[Task statement]:
Please write out the material below exactly as given.

[Task material]:

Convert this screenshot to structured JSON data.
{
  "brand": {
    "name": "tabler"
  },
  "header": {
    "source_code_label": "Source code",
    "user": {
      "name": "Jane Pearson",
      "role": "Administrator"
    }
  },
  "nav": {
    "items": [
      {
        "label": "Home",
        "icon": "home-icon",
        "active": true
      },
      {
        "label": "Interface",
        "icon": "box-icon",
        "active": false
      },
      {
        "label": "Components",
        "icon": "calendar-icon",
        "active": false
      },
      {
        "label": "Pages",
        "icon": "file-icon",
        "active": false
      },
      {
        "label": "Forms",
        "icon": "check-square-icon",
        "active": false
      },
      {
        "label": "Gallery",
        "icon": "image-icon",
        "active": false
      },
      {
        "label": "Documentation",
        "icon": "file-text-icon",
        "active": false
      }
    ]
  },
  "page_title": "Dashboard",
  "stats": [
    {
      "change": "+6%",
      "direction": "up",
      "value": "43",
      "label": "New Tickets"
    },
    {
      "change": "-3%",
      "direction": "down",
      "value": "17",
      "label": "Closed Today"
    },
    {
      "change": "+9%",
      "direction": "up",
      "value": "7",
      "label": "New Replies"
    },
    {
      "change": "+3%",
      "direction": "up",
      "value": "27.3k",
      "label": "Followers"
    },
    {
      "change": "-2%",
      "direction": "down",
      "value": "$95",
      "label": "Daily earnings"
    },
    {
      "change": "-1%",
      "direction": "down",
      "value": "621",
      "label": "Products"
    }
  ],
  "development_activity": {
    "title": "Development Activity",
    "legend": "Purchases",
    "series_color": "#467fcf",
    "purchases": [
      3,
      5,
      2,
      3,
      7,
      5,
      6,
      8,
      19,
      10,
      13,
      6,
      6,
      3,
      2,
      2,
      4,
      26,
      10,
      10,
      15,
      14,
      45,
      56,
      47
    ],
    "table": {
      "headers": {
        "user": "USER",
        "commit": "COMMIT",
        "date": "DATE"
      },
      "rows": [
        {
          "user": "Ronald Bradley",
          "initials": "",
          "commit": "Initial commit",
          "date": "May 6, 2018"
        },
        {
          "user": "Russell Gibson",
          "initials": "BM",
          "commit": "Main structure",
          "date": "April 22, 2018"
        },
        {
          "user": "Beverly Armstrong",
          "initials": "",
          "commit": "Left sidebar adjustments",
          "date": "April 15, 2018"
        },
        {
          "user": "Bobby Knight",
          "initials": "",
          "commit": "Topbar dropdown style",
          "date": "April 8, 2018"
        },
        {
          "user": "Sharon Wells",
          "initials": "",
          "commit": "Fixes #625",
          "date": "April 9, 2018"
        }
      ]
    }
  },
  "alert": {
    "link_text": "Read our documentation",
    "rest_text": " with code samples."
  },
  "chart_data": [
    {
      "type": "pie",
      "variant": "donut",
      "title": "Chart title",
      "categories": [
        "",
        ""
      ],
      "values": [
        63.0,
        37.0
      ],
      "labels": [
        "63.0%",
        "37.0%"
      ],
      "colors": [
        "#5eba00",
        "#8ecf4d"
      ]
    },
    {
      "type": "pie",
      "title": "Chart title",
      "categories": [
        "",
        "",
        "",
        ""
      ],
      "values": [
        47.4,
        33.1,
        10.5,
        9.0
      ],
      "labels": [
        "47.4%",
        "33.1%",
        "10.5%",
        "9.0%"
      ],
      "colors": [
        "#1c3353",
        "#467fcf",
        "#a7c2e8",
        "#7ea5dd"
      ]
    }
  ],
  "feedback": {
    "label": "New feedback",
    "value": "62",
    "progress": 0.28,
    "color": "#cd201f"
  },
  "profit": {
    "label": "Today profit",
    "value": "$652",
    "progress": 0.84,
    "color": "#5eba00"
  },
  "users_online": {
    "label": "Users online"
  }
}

[Written solution]:
Convert this screenshot to structured JSON data.
{
  "brand": {
    "name": "tabler"
  },
  "header": {
    "source_code_label": "Source code",
    "user": {
      "name": "Jane Pearson",
      "role": "Administrator"
    }
  },
  "nav": {
    "items": [
      {
        "label": "Home",
        "icon": "home-icon",
        "active": true
      },
      {
        "label": "Interface",
        "icon": "box-icon",
        "active": false
      },
      {
        "label": "Components",
        "icon": "calendar-icon",
        "active": false
      },
      {
        "label": "Pages",
        "icon": "file-icon",
        "active": false
      },
      {
        "label": "Forms",
        "icon": "check-square-icon",
        "active": false
      },
      {
        "label": "Gallery",
        "icon": "image-icon",
        "active": false
      },
      {
        "label": "Documentation",
        "icon": "file-text-icon",
        "active": false
      }
    ]
  },
  "page_title": "Dashboard",
  "stats": [
    {
      "change": "+6%",
      "direction": "up",
      "value": "43",
      "label": "New Tickets"
    },
    {
      "change": "-3%",
      "direction": "down",
      "value": "17",
      "label": "Closed Today"
    },
    {
      "change": "+9%",
      "direction": "up",
      "value": "7",
      "label": "New Replies"
    },
    {
      "change": "+3%",
      "direction": "up",
      "value": "27.3k",
      "label": "Followers"
    },
    {
      "change": "-2%",
      "direction": "down",
      "value": "$95",
      "label": "Daily earnings"
    },
    {
      "change": "-1%",
      "direction": "down",
      "value": "621",
      "label": "Products"
    }
  ],
  "development_activity": {
    "title": "Development Activity",
    "legend": "Purchases",
    "series_color": "#467fcf",
    "purchases": [
      3,
      5,
      2,
      3,
      7,
      5,
      6,
      8,
      19,
      10,
      13,
      6,
      6,
      3,
      2,
      2,
      4,
      26,
      10,
      10,
      15,
      14,
      45,
      56,
      47
    ],
    "table": {
      "headers": {
        "user": "USER",
        "commit": "COMMIT",
        "date": "DATE"
      },
      "rows": [
        {
          "user": "Ronald Bradley",
          "initials": "",
          "commit": "Initial commit",
          "date": "May 6, 2018"
        },
        {
          "user": "Russell Gibson",
          "initials": "BM",
          "commit": "Main structure",
          "date": "April 22, 2018"
        },
        {
          "user": "Beverly Armstrong",
          "initials": "",
          "commit": "Left sidebar adjustments",
          "date": "April 15, 2018"
        },
        {
          "user": "Bobby Knight",
          "initials": "",
          "commit": "Topbar dropdown style",
          "date": "April 8, 2018"
        },
        {
          "user": "Sharon Wells",
          "initials": "",
          "commit": "Fixes #625",
          "date": "April 9, 2018"
        }
      ]
    }
  },
  "alert": {
    "link_text": "Read our documentation",
    "rest_text": " with code samples."
  },
  "chart_data": [
    {
      "type": "pie",
      "variant": "donut",
      "title": "Chart title",
      "categories": [
        "",
        ""
      ],
      "values": [
        63.0,
        37.0
      ],
      "labels": [
        "63.0%",
        "37.0%"
      ],
      "colors": [
        "#5eba00",
        "#8ecf4d"
      ]
    },
    {
      "type": "pie",
      "title": "Chart title",
      "categories": [
        "",
        "",
        "",
        ""
      ],
      "values": [
        47.4,
        33.1,
        10.5,
        9.0
      ],
      "labels": [
        "47.4%",
        "33.1%",
        "10.5%",
        "9.0%"
      ],
      "colors": [
        "#1c3353",
        "#467fcf",
        "#a7c2e8",
        "#7ea5dd"
      ]
    }
  ],
  "feedback": {
    "label": "New feedback",
    "value": "62",
    "progress": 0.28,
    "color": "#cd201f"
  },
  "profit": {
    "label": "Today profit",
    "value": "$652",
    "progress": 0.84,
    "color": "#5eba00"
  },
  "users_online": {
    "label": "Users online"
  }
}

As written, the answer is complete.